What to produce: Transcribe the material below exactly as it appears.

Record excerpts:
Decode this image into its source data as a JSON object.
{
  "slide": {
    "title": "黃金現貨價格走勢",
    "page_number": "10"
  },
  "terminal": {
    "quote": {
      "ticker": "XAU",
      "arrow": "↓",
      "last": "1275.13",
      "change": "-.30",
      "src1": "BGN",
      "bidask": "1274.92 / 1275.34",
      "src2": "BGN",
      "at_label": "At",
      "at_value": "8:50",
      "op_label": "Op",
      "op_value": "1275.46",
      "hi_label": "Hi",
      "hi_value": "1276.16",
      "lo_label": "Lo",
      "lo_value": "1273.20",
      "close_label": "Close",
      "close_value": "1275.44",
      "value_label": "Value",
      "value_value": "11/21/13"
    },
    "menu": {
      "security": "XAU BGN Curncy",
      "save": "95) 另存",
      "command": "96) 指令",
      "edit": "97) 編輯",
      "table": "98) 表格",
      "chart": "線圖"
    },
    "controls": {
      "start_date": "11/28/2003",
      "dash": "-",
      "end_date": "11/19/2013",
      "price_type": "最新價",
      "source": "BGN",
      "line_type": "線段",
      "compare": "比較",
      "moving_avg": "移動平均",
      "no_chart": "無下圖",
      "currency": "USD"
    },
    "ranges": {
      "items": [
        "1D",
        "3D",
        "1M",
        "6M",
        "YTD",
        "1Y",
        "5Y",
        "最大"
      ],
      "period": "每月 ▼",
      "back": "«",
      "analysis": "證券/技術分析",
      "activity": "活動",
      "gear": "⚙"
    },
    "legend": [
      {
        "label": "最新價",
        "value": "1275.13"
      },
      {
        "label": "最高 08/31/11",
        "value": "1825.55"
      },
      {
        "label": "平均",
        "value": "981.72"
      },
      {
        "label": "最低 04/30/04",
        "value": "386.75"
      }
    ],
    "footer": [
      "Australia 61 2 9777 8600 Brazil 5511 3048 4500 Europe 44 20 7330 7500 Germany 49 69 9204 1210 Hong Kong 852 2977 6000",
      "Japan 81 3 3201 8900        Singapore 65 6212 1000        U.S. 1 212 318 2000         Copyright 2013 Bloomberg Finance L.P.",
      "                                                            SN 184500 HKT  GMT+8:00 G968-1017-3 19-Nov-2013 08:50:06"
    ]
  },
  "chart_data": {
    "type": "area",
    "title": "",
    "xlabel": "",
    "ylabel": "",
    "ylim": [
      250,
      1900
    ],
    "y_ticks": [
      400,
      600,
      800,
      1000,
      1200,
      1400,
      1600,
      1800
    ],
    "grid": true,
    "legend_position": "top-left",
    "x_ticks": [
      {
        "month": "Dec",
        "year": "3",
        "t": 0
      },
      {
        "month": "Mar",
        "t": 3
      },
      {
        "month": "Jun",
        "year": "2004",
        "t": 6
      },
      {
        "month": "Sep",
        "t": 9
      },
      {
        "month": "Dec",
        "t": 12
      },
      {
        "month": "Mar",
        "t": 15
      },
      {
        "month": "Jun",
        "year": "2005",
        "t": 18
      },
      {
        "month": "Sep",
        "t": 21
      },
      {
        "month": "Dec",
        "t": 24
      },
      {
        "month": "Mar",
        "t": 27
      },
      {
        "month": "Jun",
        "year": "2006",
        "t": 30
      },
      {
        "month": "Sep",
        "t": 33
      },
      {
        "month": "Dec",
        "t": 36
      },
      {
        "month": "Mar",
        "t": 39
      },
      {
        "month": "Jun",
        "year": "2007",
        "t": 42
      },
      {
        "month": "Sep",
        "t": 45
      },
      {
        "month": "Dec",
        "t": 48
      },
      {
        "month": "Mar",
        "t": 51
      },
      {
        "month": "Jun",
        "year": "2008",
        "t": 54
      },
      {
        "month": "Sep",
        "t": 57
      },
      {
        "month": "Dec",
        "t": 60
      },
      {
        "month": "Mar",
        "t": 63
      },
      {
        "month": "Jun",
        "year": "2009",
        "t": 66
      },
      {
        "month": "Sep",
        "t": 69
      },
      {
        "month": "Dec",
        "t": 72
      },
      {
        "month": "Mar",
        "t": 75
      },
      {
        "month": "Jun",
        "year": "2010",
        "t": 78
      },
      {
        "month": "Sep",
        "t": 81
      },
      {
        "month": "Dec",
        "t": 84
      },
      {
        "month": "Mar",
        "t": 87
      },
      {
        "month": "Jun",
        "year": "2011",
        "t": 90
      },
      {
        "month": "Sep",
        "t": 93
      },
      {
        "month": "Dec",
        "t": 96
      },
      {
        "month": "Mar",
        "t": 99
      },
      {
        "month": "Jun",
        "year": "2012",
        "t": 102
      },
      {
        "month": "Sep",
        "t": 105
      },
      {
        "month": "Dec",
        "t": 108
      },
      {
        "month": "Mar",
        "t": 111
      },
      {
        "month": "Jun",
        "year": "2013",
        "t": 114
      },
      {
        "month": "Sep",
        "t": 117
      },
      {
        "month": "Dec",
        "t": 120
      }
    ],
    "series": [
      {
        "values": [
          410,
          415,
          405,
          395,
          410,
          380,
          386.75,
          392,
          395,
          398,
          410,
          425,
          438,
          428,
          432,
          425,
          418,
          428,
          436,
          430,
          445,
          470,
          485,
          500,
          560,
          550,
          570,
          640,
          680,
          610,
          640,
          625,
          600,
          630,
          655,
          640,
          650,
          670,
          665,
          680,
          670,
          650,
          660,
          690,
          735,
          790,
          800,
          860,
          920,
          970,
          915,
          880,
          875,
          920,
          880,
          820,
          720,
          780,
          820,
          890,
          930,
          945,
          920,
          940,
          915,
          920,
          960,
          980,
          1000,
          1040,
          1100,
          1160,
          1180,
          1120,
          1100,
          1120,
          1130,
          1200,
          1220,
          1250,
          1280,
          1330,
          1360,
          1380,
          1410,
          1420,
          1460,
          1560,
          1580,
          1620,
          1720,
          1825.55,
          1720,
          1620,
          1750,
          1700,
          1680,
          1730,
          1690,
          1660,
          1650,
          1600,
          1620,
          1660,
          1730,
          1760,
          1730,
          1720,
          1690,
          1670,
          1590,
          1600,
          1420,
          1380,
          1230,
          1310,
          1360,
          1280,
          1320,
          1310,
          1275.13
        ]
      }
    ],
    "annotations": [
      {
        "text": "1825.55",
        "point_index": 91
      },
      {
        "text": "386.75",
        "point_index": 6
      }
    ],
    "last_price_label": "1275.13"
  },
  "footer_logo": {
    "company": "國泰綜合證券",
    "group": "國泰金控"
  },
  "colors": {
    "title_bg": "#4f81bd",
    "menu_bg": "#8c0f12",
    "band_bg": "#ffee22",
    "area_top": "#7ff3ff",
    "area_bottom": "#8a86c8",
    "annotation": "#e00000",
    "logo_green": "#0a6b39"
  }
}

Task result:
Decode this image into its source data as a JSON object.
{
  "slide": {
    "title": "黃金現貨價格走勢",
    "page_number": "10"
  },
  "terminal": {
    "quote": {
      "ticker": "XAU",
      "arrow": "↓",
      "last": "1275.13",
      "change": "-.30",
      "src1": "BGN",
      "bidask": "1274.92 / 1275.34",
      "src2": "BGN",
      "at_label": "At",
      "at_value": "8:50",
      "op_label": "Op",
      "op_value": "1275.46",
      "hi_label": "Hi",
      "hi_value": "1276.16",
      "lo_label": "Lo",
      "lo_value": "1273.20",
      "close_label": "Close",
      "close_value": "1275.44",
      "value_label": "Value",
      "value_value": "11/21/13"
    },
    "menu": {
      "security": "XAU BGN Curncy",
      "save": "95) 另存",
      "command": "96) 指令",
      "edit": "97) 編輯",
      "table": "98) 表格",
      "chart": "線圖"
    },
    "controls": {
      "start_date": "11/28/2003",
      "dash": "-",
      "end_date": "11/19/2013",
      "price_type": "最新價",
      "source": "BGN",
      "line_type": "線段",
      "compare": "比較",
      "moving_avg": "移動平均",
      "no_chart": "無下圖",
      "currency": "USD"
    },
    "ranges": {
      "items": [
        "1D",
        "3D",
        "1M",
        "6M",
        "YTD",
        "1Y",
        "5Y",
        "最大"
      ],
      "period": "每月 ▼",
      "back": "«",
      "analysis": "證券/技術分析",
      "activity": "活動",
      "gear": "⚙"
    },
    "legend": [
      {
        "label": "最新價",
        "value": "1275.13"
      },
      {
        "label": "最高 08/31/11",
        "value": "1825.55"
      },
      {
        "label": "平均",
        "value": "981.72"
      },
      {
        "label": "最低 04/30/04",
        "value": "386.75"
      }
    ],
    "footer": [
      "Australia 61 2 9777 8600 Brazil 5511 3048 4500 Europe 44 20 7330 7500 Germany 49 69 9204 1210 Hong Kong 852 2977 6000",
      "Japan 81 3 3201 8900        Singapore 65 6212 1000        U.S. 1 212 318 2000         Copyright 2013 Bloomberg Finance L.P.",
      "                                                            SN 184500 HKT  GMT+8:00 G968-1017-3 19-Nov-2013 08:50:06"
    ]
  },
  "chart_data": {
    "type": "area",
    "title": "",
    "xlabel": "",
    "ylabel": "",
    "ylim": [
      250,
      1900
    ],
    "y_ticks": [
      400,
      600,
      800,
      1000,
      1200,
      1400,
      1600,
      1800
    ],
    "grid": true,
    "legend_position": "top-left",
    "x_ticks": [
      {
        "month": "Dec",
        "year": "3",
        "t": 0
      },
      {
        "month": "Mar",
        "t": 3
      },
      {
        "month": "Jun",
        "year": "2004",
        "t": 6
      },
      {
        "month": "Sep",
        "t": 9
      },
      {
        "month": "Dec",
        "t": 12
      },
      {
        "month": "Mar",
        "t": 15
      },
      {
        "month": "Jun",
        "year": "2005",
        "t": 18
      },
      {
        "month": "Sep",
        "t": 21
      },
      {
        "month": "Dec",
        "t": 24
      },
      {
        "month": "Mar",
        "t": 27
      },
      {
        "month": "Jun",
        "year": "2006",
        "t": 30
      },
      {
        "month": "Sep",
        "t": 33
      },
      {
        "month": "Dec",
        "t": 36
      },
      {
        "month": "Mar",
        "t": 39
      },
      {
        "month": "Jun",
        "year": "2007",
        "t": 42
      },
      {
        "month": "Sep",
        "t": 45
      },
      {
        "month": "Dec",
        "t": 48
      },
      {
        "month": "Mar",
        "t": 51
      },
      {
        "month": "Jun",
        "year": "2008",
        "t": 54
      },
      {
        "month": "Sep",
        "t": 57
      },
      {
        "month": "Dec",
        "t": 60
      },
      {
        "month": "Mar",
        "t": 63
      },
      {
        "month": "Jun",
        "year": "2009",
        "t": 66
      },
      {
        "month": "Sep",
        "t": 69
      },
      {
        "month": "Dec",
        "t": 72
      },
      {
        "month": "Mar",
        "t": 75
      },
      {
        "month": "Jun",
        "year": "2010",
        "t": 78
      },
      {
        "month": "Sep",
        "t": 81
      },
      {
        "month": "Dec",
        "t": 84
      },
      {
        "month": "Mar",
        "t": 87
      },
      {
        "month": "Jun",
        "year": "2011",
        "t": 90
      },
      {
        "month": "Sep",
        "t": 93
      },
      {
        "month": "Dec",
        "t": 96
      },
      {
        "month": "Mar",
        "t": 99
      },
      {
        "month": "Jun",
        "year": "2012",
        "t": 102
      },
      {
        "month": "Sep",
        "t": 105
      },
      {
        "month": "Dec",
        "t": 108
      },
      {
        "month": "Mar",
        "t": 111
      },
      {
        "month": "Jun",
        "year": "2013",
        "t": 114
      },
      {
        "month": "Sep",
        "t": 117
      },
      {
        "month": "Dec",
        "t": 120
      }
    ],
    "series": [
      {
        "values": [
          410,
          415,
          405,
          395,
          410,
          380,
          386.75,
          392,
          395,
          398,
          410,
          425,
          438,
          428,
          432,
          425,
          418,
          428,
          436,
          430,
          445,
          470,
          485,
          500,
          560,
          550,
          570,
          640,
          680,
          610,
          640,
          625,
          600,
          630,
          655,
          640,
          650,
          670,
          665,
          680,
          670,
          650,
          660,
          690,
          735,
          790,
          800,
          860,
          920,
          970,
          915,
          880,
          875,
          920,
          880,
          820,
          720,
          780,
          820,
          890,
          930,
          945,
          920,
          940,
          915,
          920,
          960,
          980,
          1000,
          1040,
          1100,
          1160,
          1180,
          1120,
          1100,
          1120,
          1130,
          1200,
          1220,
          1250,
          1280,
          1330,
          1360,
          1380,
          1410,
          1420,
          1460,
          1560,
          1580,
          1620,
          1720,
          1825.55,
          1720,
          1620,
          1750,
          1700,
          1680,
          1730,
          1690,
          1660,
          1650,
          1600,
          1620,
          1660,
          1730,
          1760,
          1730,
          1720,
          1690,
          1670,
          1590,
          1600,
          1420,
          1380,
          1230,
          1310,
          1360,
          1280,
          1320,
          1310,
          1275.13
        ]
      }
    ],
    "annotations": [
      {
        "text": "1825.55",
        "point_index": 91
      },
      {
        "text": "386.75",
        "point_index": 6
      }
    ],
    "last_price_label": "1275.13"
  },
  "footer_logo": {
    "company": "國泰綜合證券",
    "group": "國泰金控"
  },
  "colors": {
    "title_bg": "#4f81bd",
    "menu_bg": "#8c0f12",
    "band_bg": "#ffee22",
    "area_top": "#7ff3ff",
    "area_bottom": "#8a86c8",
    "annotation": "#e00000",
    "logo_green": "#0a6b39"
  }
}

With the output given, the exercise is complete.